Problem: Omit images. Retype all entries verbatim.
-------- Records for the task
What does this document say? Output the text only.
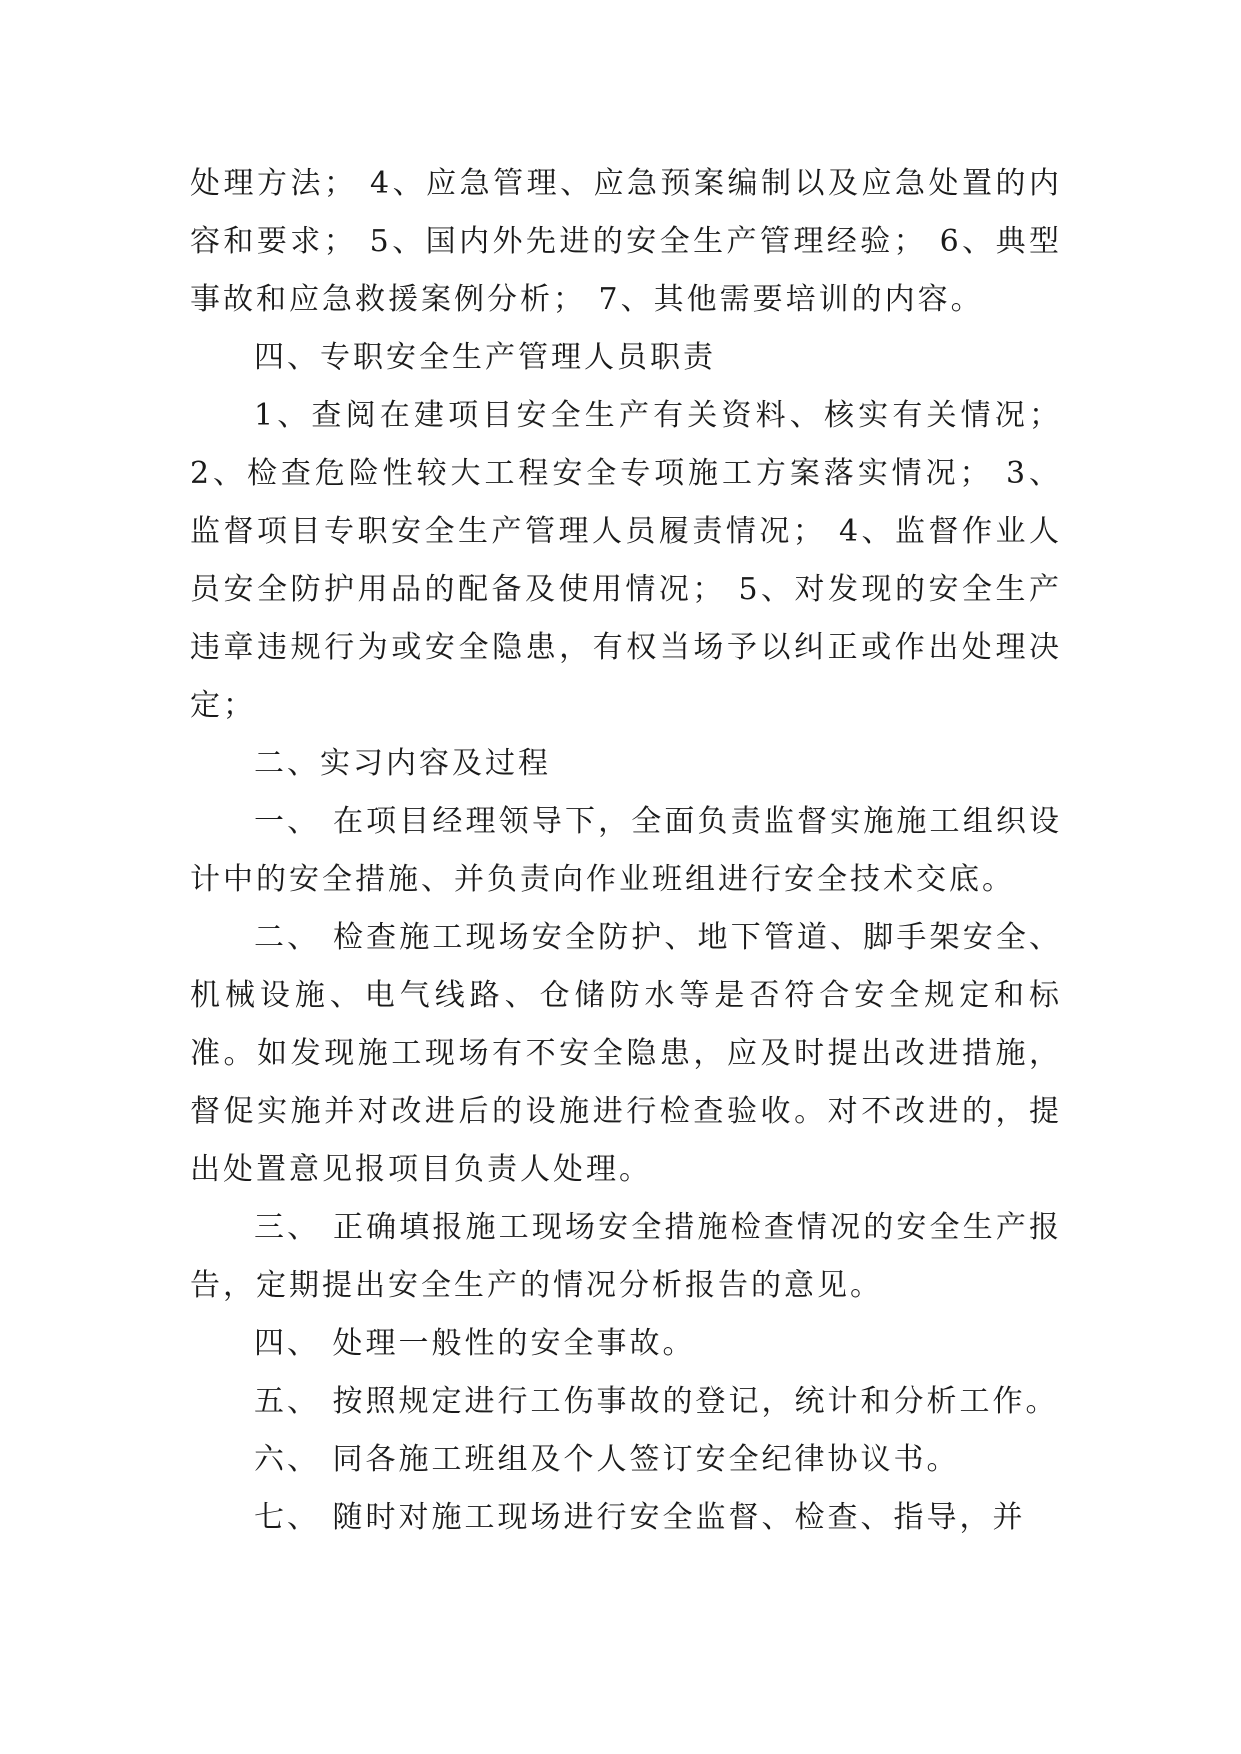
处理方法； 4、应急管理、应急预案编制以及应急处置的内容和要求； 5、国内外先进的安全生产管理经验； 6、典型事故和应急救援案例分析； 7、其他需要培训的内容。

四、专职安全生产管理人员职责

1、查阅在建项目安全生产有关资料、核实有关情况； 2、检查危险性较大工程安全专项施工方案落实情况； 3、监督项目专职安全生产管理人员履责情况； 4、监督作业人员安全防护用品的配备及使用情况； 5、对发现的安全生产违章违规行为或安全隐患，有权当场予以纠正或作出处理决定；

二、实习内容及过程

一、 在项目经理领导下，全面负责监督实施施工组织设计中的安全措施、并负责向作业班组进行安全技术交底。

二、 检查施工现场安全防护、地下管道、脚手架安全、机械设施、电气线路、仓储防水等是否符合安全规定和标准。如发现施工现场有不安全隐患，应及时提出改进措施，督促实施并对改进后的设施进行检查验收。对不改进的，提出处置意见报项目负责人处理。

三、 正确填报施工现场安全措施检查情况的安全生产报告，定期提出安全生产的情况分析报告的意见。

四、 处理一般性的安全事故。

五、 按照规定进行工伤事故的登记，统计和分析工作。

六、 同各施工班组及个人签订安全纪律协议书。

七、 随时对施工现场进行安全监督、检查、指导，并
----------------
Response for this exercise:
What does this document say? Output the text only.
处理方法； 4、应急管理、应急预案编制以及应急处置的内容和要求； 5、国内外先进的安全生产管理经验； 6、典型事故和应急救援案例分析； 7、其他需要培训的内容。

四、专职安全生产管理人员职责

1、查阅在建项目安全生产有关资料、核实有关情况； 2、检查危险性较大工程安全专项施工方案落实情况； 3、监督项目专职安全生产管理人员履责情况； 4、监督作业人员安全防护用品的配备及使用情况； 5、对发现的安全生产违章违规行为或安全隐患，有权当场予以纠正或作出处理决定；

二、实习内容及过程

一、 在项目经理领导下，全面负责监督实施施工组织设计中的安全措施、并负责向作业班组进行安全技术交底。

二、 检查施工现场安全防护、地下管道、脚手架安全、机械设施、电气线路、仓储防水等是否符合安全规定和标准。如发现施工现场有不安全隐患，应及时提出改进措施，督促实施并对改进后的设施进行检查验收。对不改进的，提出处置意见报项目负责人处理。

三、 正确填报施工现场安全措施检查情况的安全生产报告，定期提出安全生产的情况分析报告的意见。

四、 处理一般性的安全事故。

五、 按照规定进行工伤事故的登记，统计和分析工作。

六、 同各施工班组及个人签订安全纪律协议书。

七、 随时对施工现场进行安全监督、检查、指导，并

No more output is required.